Short problem: Look through the data below. Pick out the lines holding the string "iteratsion".

Information provided:
********************

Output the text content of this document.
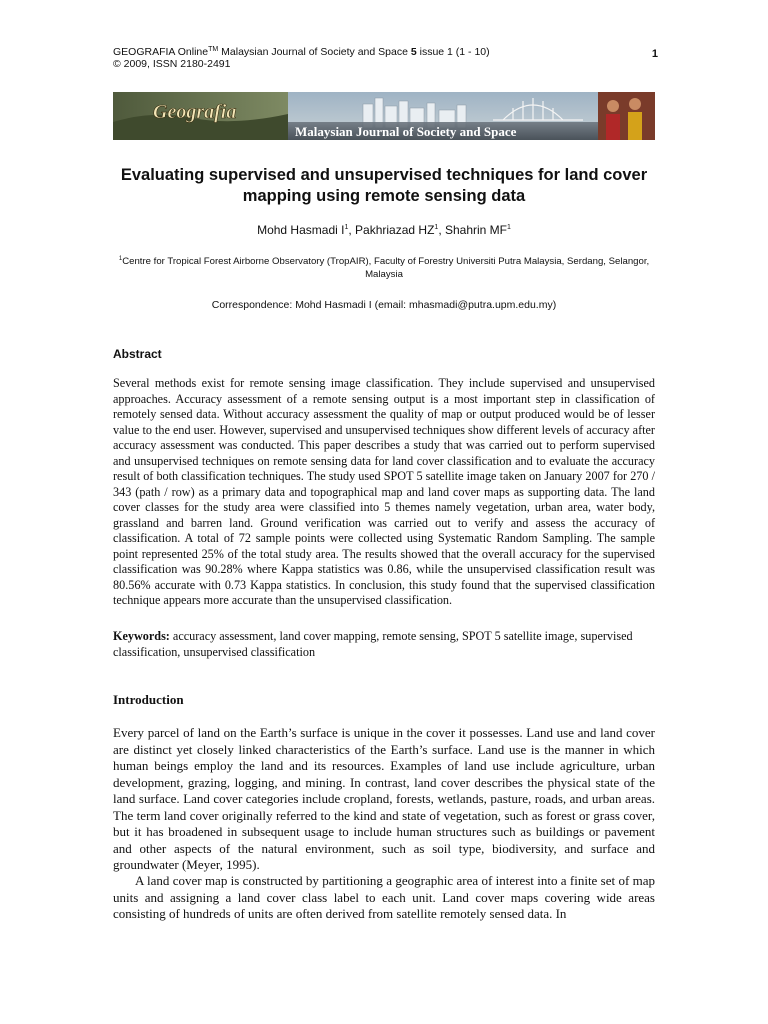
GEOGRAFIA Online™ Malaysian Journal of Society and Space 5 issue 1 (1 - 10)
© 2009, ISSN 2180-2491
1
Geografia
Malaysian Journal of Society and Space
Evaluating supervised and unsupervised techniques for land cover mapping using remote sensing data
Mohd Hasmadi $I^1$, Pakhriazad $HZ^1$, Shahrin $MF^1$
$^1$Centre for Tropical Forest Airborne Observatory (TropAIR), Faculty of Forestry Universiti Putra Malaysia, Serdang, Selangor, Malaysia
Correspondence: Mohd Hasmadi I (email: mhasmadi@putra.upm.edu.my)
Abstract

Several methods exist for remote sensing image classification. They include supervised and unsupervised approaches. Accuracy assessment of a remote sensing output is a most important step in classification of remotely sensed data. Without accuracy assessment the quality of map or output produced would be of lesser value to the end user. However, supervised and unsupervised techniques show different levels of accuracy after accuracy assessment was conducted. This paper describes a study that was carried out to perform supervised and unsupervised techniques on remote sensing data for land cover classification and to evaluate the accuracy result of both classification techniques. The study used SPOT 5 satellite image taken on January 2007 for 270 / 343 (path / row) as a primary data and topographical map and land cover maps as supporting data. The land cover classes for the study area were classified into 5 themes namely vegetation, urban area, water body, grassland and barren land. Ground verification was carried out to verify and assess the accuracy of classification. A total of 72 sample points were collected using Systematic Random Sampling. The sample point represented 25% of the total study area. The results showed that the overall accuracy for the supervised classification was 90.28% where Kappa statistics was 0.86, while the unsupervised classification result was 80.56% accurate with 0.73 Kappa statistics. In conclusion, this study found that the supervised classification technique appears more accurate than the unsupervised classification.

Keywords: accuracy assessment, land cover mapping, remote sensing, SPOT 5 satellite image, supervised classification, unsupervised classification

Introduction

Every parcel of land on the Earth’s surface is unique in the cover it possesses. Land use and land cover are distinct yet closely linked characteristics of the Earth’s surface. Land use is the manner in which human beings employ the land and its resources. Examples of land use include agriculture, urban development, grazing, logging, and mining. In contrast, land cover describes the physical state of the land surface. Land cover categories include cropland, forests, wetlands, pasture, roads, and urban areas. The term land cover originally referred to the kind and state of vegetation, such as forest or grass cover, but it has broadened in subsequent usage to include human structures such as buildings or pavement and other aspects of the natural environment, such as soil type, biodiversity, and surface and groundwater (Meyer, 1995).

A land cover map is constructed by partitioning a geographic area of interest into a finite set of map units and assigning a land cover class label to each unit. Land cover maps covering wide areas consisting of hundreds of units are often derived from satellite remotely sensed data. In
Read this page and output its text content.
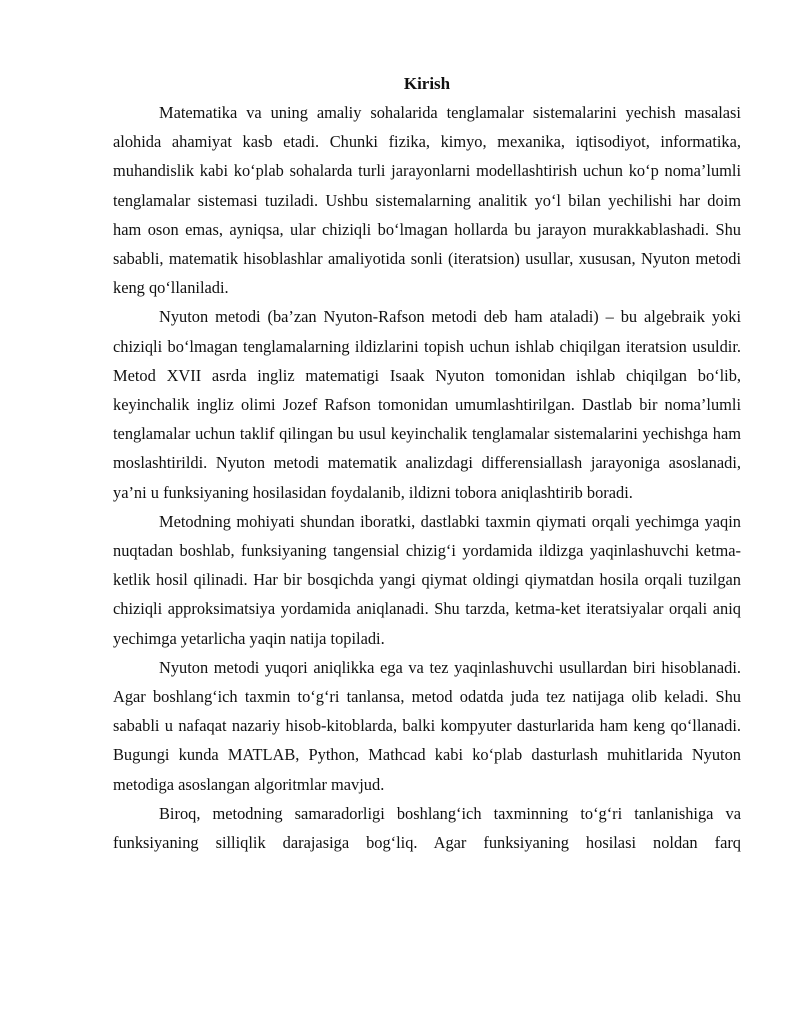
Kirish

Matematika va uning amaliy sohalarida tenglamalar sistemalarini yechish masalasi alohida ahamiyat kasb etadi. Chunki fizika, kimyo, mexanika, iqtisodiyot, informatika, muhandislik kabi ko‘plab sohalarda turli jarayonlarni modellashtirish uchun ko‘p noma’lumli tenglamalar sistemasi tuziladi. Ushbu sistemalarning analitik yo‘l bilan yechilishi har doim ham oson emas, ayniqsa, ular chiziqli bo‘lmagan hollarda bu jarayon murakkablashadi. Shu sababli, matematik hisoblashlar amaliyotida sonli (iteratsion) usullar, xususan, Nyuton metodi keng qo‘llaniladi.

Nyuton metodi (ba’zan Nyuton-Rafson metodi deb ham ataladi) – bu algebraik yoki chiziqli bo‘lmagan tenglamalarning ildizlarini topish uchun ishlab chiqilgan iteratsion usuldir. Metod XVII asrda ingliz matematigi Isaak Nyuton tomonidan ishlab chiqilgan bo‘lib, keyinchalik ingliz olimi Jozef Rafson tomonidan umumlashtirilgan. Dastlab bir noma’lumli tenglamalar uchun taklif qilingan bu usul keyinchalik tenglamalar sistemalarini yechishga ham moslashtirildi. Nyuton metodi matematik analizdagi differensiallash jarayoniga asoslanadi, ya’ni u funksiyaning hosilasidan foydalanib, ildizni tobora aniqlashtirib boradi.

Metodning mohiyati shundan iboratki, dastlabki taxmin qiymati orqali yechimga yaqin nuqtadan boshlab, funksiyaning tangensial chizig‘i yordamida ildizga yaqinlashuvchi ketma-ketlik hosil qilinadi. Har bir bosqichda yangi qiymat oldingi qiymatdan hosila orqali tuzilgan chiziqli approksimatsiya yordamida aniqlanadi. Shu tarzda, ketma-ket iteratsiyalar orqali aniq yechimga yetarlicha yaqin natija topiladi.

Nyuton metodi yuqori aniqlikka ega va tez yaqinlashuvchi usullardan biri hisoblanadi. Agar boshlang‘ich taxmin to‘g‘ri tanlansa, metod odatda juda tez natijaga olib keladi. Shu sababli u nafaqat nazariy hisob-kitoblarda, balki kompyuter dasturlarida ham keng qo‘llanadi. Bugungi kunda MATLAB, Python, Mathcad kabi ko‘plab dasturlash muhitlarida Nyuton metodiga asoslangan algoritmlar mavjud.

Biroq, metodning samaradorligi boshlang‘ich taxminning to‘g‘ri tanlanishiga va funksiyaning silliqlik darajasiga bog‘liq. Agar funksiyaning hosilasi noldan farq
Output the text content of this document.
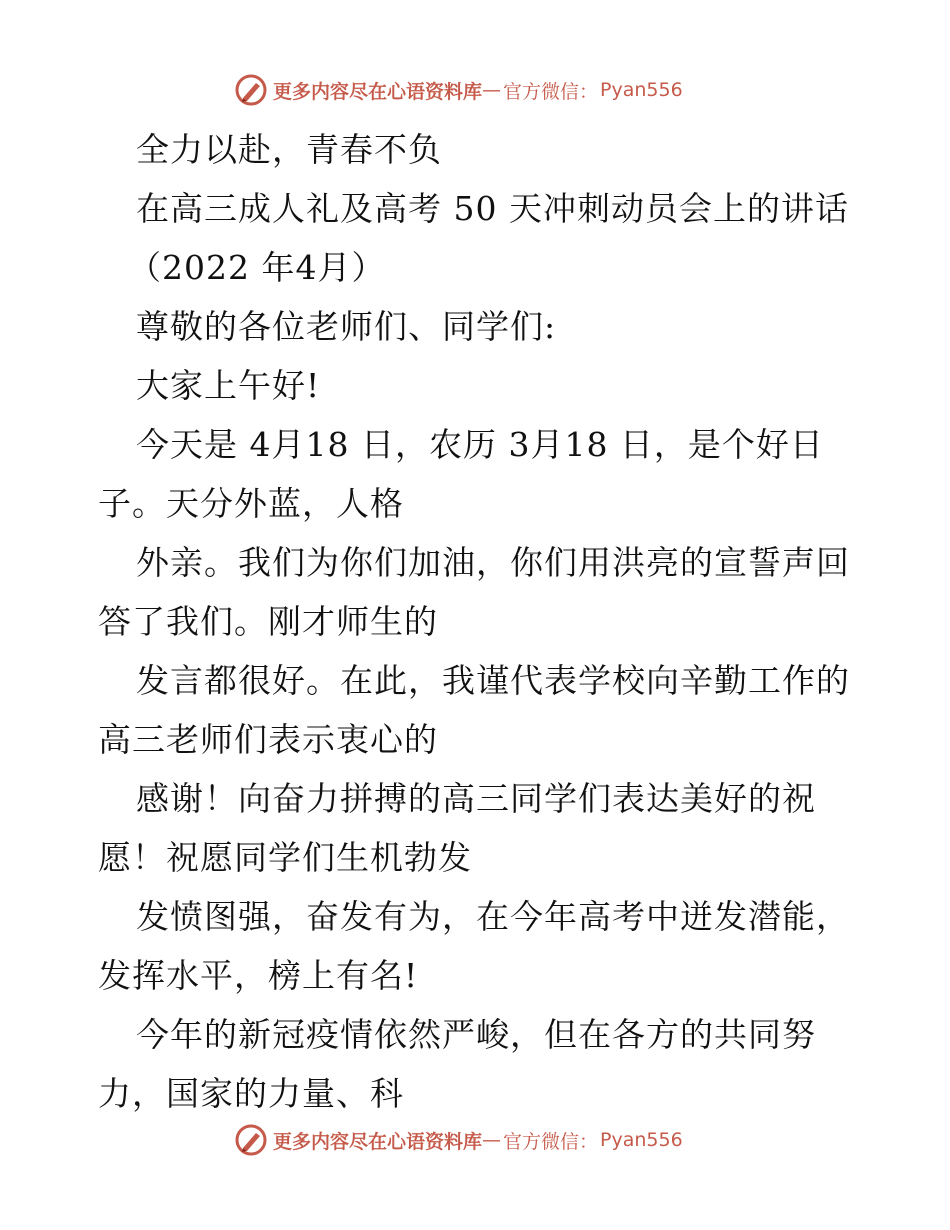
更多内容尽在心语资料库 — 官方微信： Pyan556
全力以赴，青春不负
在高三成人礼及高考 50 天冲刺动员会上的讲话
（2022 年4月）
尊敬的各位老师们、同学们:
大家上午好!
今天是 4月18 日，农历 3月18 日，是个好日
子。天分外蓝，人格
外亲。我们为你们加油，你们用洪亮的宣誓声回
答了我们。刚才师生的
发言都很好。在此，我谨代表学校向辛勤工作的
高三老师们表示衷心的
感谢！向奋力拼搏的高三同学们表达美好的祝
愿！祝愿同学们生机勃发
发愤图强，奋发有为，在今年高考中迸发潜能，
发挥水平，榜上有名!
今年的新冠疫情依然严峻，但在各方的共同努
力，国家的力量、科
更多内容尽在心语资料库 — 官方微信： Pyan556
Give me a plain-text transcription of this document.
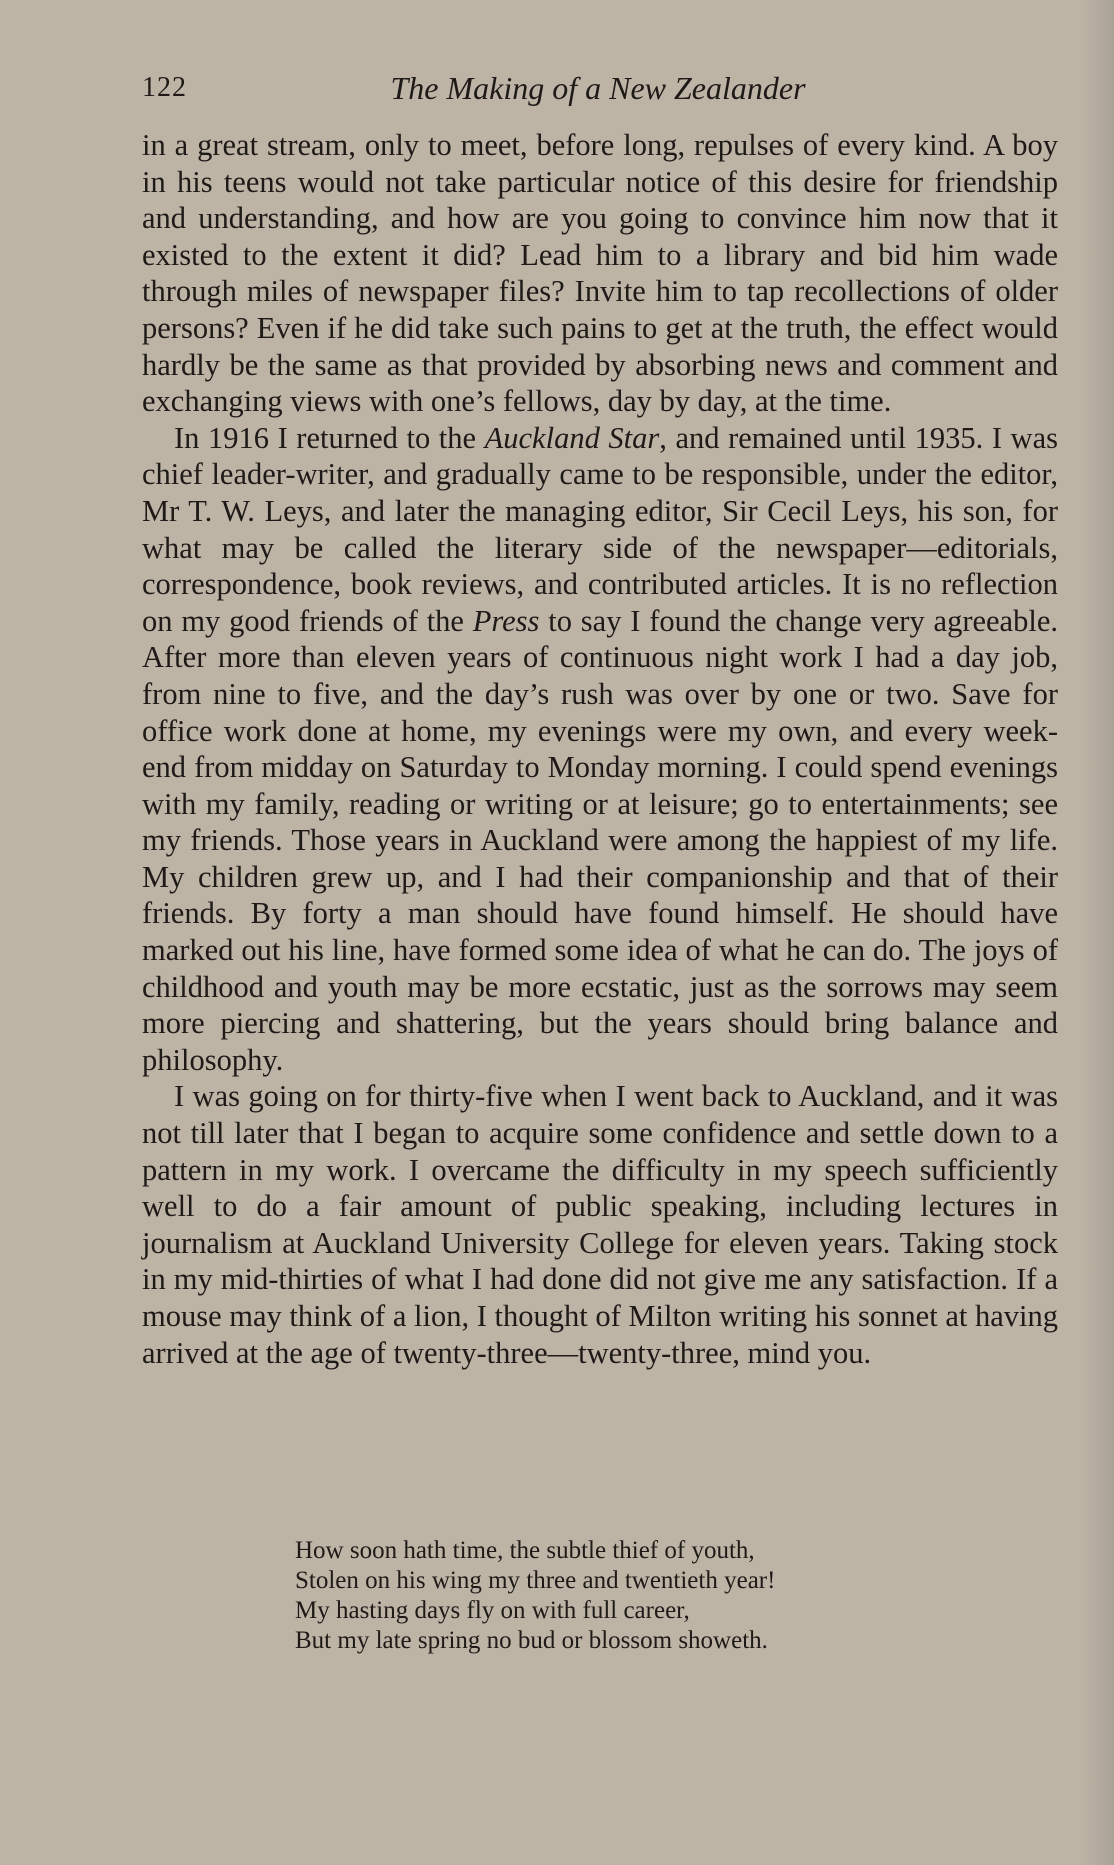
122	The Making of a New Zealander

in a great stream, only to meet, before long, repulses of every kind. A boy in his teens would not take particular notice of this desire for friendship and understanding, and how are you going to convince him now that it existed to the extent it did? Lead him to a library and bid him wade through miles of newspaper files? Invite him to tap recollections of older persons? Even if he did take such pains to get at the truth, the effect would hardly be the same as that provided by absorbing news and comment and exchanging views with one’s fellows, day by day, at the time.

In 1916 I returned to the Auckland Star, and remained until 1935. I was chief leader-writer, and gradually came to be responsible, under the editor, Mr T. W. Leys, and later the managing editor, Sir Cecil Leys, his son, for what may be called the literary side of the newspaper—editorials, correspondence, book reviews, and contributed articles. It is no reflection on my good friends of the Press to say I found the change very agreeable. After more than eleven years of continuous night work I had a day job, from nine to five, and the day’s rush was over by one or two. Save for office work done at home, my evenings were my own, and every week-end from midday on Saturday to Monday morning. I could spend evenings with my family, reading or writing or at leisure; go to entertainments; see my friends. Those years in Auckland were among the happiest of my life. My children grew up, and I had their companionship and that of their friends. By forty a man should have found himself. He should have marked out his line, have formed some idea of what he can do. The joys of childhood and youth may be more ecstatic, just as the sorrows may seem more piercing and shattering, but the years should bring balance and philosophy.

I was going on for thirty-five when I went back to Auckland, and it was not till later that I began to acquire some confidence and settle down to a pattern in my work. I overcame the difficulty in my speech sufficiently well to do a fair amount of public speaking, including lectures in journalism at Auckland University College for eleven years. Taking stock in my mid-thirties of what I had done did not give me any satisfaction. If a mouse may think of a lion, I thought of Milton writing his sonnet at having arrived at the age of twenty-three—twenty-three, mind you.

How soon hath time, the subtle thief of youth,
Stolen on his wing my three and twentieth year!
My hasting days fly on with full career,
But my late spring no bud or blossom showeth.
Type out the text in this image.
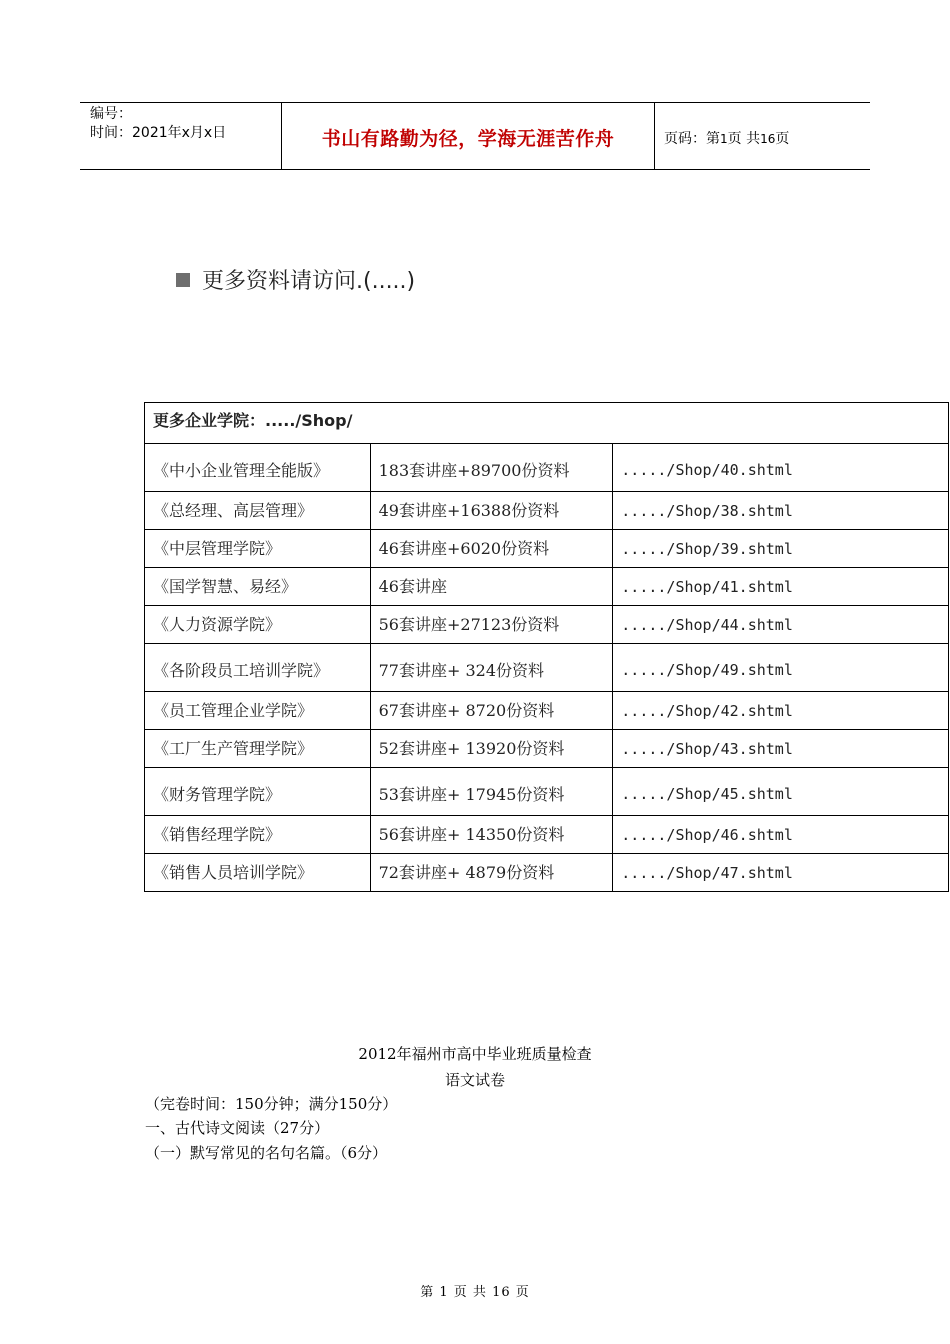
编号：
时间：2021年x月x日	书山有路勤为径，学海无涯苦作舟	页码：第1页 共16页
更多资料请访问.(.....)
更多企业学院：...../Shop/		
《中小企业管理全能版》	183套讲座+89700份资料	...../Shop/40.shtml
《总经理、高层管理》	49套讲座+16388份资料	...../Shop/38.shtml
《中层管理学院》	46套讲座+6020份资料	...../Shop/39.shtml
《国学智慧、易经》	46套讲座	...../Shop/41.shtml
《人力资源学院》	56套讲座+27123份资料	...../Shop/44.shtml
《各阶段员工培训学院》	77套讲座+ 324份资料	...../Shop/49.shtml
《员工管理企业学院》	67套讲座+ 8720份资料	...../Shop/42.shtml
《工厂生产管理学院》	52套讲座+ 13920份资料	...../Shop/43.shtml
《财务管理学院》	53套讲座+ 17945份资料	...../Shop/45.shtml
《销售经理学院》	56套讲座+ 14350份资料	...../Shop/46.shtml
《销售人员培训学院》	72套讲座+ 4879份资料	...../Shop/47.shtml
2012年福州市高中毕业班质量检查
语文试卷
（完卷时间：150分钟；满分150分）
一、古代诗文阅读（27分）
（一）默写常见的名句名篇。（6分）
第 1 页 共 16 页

********************

Result:
Matematika va uning amaliy sohalarida tenglamalar sistemalarini yechish masalasi alohida ahamiyat kasb etadi. Chunki fizika, kimyo, mexanika, iqtisodiyot, informatika, muhandislik kabi ko‘plab sohalarda turli jarayonlarni modellashtirish uchun ko‘p noma’lumli tenglamalar sistemasi tuziladi. Ushbu sistemalarning analitik yo‘l bilan yechilishi har doim ham oson emas, ayniqsa, ular chiziqli bo‘lmagan hollarda bu jarayon murakkablashadi. Shu sababli, matematik hisoblashlar amaliyotida sonli (iteratsion) usullar, xususan, Nyuton metodi keng qo‘llaniladi.
Nyuton metodi (ba’zan Nyuton-Rafson metodi deb ham ataladi) – bu algebraik yoki chiziqli bo‘lmagan tenglamalarning ildizlarini topish uchun ishlab chiqilgan iteratsion usuldir. Metod XVII asrda ingliz matematigi Isaak Nyuton tomonidan ishlab chiqilgan bo‘lib, keyinchalik ingliz olimi Jozef Rafson tomonidan umumlashtirilgan. Dastlab bir noma’lumli tenglamalar uchun taklif qilingan bu usul keyinchalik tenglamalar sistemalarini yechishga ham moslashtirildi. Nyuton metodi matematik analizdagi differensiallash jarayoniga asoslanadi, ya’ni u funksiyaning hosilasidan foydalanib, ildizni tobora aniqlashtirib boradi.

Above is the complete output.